__Set problem__.
Check every line of the entries for "terme", and copy the lines that hold it.

__Exercise data__.
** begin **

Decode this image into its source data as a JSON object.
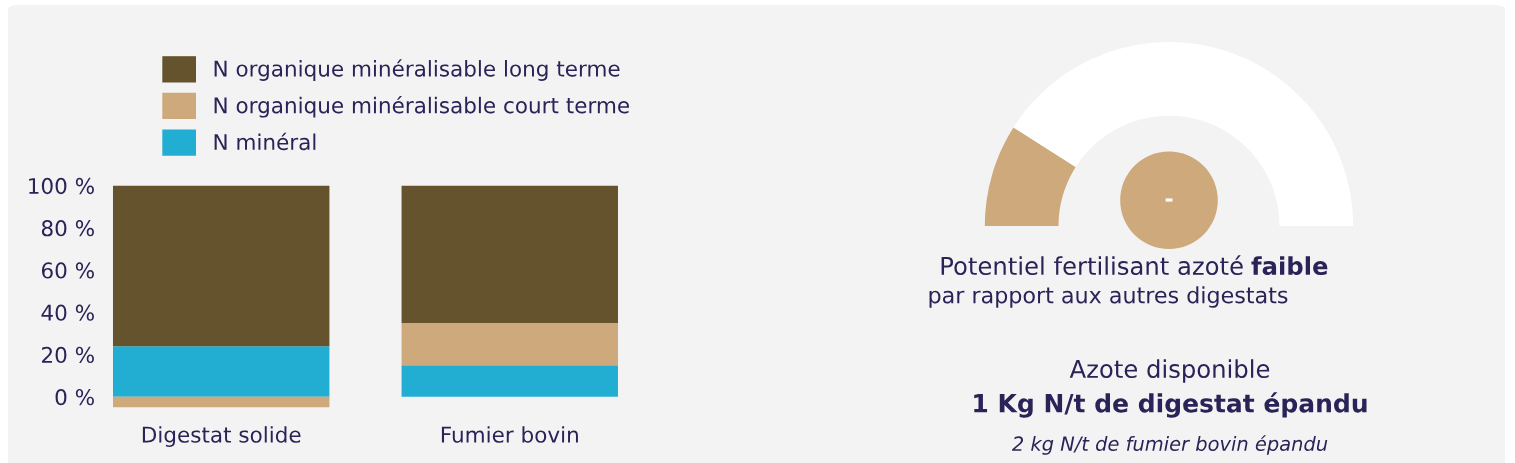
{
  "chart_data": [
    {
      "type": "bar",
      "stacked": true,
      "categories": [
        "Digestat solide",
        "Fumier bovin"
      ],
      "series": [
        {
          "name": "N minéral",
          "color": "#22aed3",
          "values": [
            24,
            15
          ]
        },
        {
          "name": "N organique minéralisable court terme",
          "color": "#cda97b",
          "values": [
            -5,
            20
          ]
        },
        {
          "name": "N organique minéralisable long terme",
          "color": "#64532d",
          "values": [
            76,
            65
          ]
        }
      ],
      "ylim": [
        -6,
        101
      ],
      "yticks": [
        {
          "value": 0,
          "label": "0 %"
        },
        {
          "value": 20,
          "label": "20 %"
        },
        {
          "value": 40,
          "label": "40 %"
        },
        {
          "value": 60,
          "label": "60 %"
        },
        {
          "value": 80,
          "label": "80 %"
        },
        {
          "value": 100,
          "label": "100 %"
        }
      ],
      "grid": false,
      "legend": "top"
    },
    {
      "type": "donut",
      "categories": [
        null,
        null
      ],
      "values": [
        18,
        82
      ],
      "colors": [
        "#cda97b",
        "#ffffff"
      ],
      "annotations": [
        "-",
        "Potentiel fertilisant azoté",
        "faible",
        "par rapport aux autres digestats",
        "Azote disponible",
        "1 Kg N/t de digestat épandu",
        "2 kg N/t de fumier bovin épandu"
      ]
    }
  ]
}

** end **

__In response__.
          "name": "N organique minéralisable court terme",
          "name": "N organique minéralisable long terme",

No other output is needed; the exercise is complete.